# Supplied data start

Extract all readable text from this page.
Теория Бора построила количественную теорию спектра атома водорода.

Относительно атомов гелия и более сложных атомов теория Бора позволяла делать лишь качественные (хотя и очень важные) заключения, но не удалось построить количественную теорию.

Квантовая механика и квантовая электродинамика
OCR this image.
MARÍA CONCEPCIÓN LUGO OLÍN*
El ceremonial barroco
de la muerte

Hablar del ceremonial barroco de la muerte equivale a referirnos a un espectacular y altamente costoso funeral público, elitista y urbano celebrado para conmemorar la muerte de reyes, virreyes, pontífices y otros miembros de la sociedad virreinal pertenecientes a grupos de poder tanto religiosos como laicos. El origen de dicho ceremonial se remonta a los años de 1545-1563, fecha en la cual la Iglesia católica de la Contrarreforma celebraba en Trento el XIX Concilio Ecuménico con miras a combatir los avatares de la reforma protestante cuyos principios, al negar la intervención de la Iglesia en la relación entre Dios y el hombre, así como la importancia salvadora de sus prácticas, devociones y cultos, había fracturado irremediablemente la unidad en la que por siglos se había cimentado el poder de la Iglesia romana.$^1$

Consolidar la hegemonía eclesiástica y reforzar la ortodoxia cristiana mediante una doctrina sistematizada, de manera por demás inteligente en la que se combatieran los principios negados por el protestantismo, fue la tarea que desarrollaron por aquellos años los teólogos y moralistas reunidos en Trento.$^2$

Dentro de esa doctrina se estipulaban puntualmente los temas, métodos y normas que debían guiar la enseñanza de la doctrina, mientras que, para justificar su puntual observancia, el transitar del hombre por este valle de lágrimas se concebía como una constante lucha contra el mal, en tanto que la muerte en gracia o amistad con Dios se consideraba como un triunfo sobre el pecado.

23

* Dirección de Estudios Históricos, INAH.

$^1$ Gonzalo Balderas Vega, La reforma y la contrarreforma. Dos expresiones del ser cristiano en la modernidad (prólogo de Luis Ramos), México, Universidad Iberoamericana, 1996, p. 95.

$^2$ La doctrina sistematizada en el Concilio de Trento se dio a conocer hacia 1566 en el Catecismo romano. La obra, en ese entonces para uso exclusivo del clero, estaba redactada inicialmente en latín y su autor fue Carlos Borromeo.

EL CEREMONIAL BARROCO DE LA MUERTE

# Supplied data end

Aim: Copy all the records above exactly, missing none.

Written response:
Extract all readable text from this page.
Теория Бора построила количественную теорию спектра атома водорода.

Относительно атомов гелия и более сложных атомов теория Бора позволяла делать лишь качественные (хотя и очень важные) заключения, но не удалось построить количественную теорию.

Квантовая механика и квантовая электродинамика
OCR this image.
MARÍA CONCEPCIÓN LUGO OLÍN*
El ceremonial barroco
de la muerte

Hablar del ceremonial barroco de la muerte equivale a referirnos a un espectacular y altamente costoso funeral público, elitista y urbano celebrado para conmemorar la muerte de reyes, virreyes, pontífices y otros miembros de la sociedad virreinal pertenecientes a grupos de poder tanto religiosos como laicos. El origen de dicho ceremonial se remonta a los años de 1545-1563, fecha en la cual la Iglesia católica de la Contrarreforma celebraba en Trento el XIX Concilio Ecuménico con miras a combatir los avatares de la reforma protestante cuyos principios, al negar la intervención de la Iglesia en la relación entre Dios y el hombre, así como la importancia salvadora de sus prácticas, devociones y cultos, había fracturado irremediablemente la unidad en la que por siglos se había cimentado el poder de la Iglesia romana.$^1$

Consolidar la hegemonía eclesiástica y reforzar la ortodoxia cristiana mediante una doctrina sistematizada, de manera por demás inteligente en la que se combatieran los principios negados por el protestantismo, fue la tarea que desarrollaron por aquellos años los teólogos y moralistas reunidos en Trento.$^2$

Dentro de esa doctrina se estipulaban puntualmente los temas, métodos y normas que debían guiar la enseñanza de la doctrina, mientras que, para justificar su puntual observancia, el transitar del hombre por este valle de lágrimas se concebía como una constante lucha contra el mal, en tanto que la muerte en gracia o amistad con Dios se consideraba como un triunfo sobre el pecado.

23

* Dirección de Estudios Históricos, INAH.

$^1$ Gonzalo Balderas Vega, La reforma y la contrarreforma. Dos expresiones del ser cristiano en la modernidad (prólogo de Luis Ramos), México, Universidad Iberoamericana, 1996, p. 95.

$^2$ La doctrina sistematizada en el Concilio de Trento se dio a conocer hacia 1566 en el Catecismo romano. La obra, en ese entonces para uso exclusivo del clero, estaba redactada inicialmente en latín y su autor fue Carlos Borromeo.

EL CEREMONIAL BARROCO DE LA MUERTE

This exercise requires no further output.